━━ Provided information
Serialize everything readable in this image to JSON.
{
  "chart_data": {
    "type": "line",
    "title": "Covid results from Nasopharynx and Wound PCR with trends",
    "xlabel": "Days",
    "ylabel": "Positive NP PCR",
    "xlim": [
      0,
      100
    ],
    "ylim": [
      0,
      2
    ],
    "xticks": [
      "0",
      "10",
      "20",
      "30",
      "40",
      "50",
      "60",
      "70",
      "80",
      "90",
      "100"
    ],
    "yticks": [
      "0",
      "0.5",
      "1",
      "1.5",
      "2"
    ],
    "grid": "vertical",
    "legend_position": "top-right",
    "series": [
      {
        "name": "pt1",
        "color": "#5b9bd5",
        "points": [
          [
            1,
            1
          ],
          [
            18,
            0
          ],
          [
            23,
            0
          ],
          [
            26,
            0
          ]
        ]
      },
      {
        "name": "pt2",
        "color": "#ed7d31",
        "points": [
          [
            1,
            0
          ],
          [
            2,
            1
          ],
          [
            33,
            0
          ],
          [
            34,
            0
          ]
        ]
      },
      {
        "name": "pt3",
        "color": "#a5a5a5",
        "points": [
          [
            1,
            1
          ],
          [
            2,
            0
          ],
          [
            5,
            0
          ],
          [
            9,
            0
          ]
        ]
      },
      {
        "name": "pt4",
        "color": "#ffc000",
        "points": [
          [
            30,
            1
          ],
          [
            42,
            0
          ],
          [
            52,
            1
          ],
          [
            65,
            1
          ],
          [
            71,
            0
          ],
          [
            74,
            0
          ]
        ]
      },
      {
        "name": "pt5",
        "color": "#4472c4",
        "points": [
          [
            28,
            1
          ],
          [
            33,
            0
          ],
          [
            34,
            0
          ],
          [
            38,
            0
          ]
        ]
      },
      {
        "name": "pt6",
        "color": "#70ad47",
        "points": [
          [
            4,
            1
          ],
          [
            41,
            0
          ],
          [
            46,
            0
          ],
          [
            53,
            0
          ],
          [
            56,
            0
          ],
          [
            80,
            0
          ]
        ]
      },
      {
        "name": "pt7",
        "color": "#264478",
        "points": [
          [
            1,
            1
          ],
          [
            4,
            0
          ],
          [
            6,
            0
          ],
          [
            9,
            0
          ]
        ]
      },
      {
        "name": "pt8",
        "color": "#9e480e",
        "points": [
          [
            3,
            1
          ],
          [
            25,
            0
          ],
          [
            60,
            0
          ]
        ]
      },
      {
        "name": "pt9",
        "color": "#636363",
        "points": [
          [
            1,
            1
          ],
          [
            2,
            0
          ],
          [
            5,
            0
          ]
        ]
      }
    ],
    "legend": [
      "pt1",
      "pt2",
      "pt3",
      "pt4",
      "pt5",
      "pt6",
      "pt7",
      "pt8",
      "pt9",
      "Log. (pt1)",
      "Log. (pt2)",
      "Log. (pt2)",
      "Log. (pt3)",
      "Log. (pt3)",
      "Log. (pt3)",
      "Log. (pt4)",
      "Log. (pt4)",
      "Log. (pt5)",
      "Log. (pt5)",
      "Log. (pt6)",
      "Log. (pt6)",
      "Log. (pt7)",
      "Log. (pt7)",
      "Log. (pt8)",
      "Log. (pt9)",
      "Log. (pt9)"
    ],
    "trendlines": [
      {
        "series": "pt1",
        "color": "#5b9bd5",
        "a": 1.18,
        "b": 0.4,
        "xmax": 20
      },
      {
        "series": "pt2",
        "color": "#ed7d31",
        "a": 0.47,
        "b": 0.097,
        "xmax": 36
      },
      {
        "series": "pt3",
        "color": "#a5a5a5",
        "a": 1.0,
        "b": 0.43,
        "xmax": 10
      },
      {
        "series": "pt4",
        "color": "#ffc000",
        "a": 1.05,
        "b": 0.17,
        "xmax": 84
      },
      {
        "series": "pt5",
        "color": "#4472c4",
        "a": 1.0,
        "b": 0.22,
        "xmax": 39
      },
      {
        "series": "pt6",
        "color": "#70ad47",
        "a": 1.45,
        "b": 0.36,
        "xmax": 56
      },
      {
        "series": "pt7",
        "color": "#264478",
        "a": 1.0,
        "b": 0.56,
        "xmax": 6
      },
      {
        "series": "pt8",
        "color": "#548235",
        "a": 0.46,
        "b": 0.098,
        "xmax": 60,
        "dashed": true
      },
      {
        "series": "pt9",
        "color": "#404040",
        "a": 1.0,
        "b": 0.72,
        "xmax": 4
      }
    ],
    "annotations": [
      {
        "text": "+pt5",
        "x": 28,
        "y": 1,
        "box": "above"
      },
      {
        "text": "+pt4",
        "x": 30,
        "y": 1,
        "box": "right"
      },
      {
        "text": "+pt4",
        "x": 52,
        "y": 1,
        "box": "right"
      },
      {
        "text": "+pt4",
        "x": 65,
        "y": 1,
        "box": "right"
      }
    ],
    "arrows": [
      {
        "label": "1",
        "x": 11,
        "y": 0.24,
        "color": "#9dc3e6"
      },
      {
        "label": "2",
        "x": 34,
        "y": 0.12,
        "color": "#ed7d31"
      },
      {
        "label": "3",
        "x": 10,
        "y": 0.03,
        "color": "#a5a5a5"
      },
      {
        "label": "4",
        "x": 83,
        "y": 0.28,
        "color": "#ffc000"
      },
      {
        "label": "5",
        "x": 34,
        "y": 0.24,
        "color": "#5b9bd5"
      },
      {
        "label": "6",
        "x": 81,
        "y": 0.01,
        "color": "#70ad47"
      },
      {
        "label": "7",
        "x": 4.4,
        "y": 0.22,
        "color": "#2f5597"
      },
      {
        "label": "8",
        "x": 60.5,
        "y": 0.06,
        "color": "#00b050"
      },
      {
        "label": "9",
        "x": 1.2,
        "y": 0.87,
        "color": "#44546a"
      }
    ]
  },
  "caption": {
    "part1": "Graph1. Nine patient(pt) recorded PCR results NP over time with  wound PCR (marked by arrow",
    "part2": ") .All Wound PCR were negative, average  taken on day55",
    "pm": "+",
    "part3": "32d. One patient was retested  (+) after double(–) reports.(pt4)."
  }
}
━━━━
● Task details
Locate the string "series" in the listing above and copy every line where it occurs.

● Finished answer
    "series": [
        "series": "pt1",
        "series": "pt2",
        "series": "pt3",
        "series": "pt4",
        "series": "pt5",
        "series": "pt6",
        "series": "pt7",
        "series": "pt8",
        "series": "pt9",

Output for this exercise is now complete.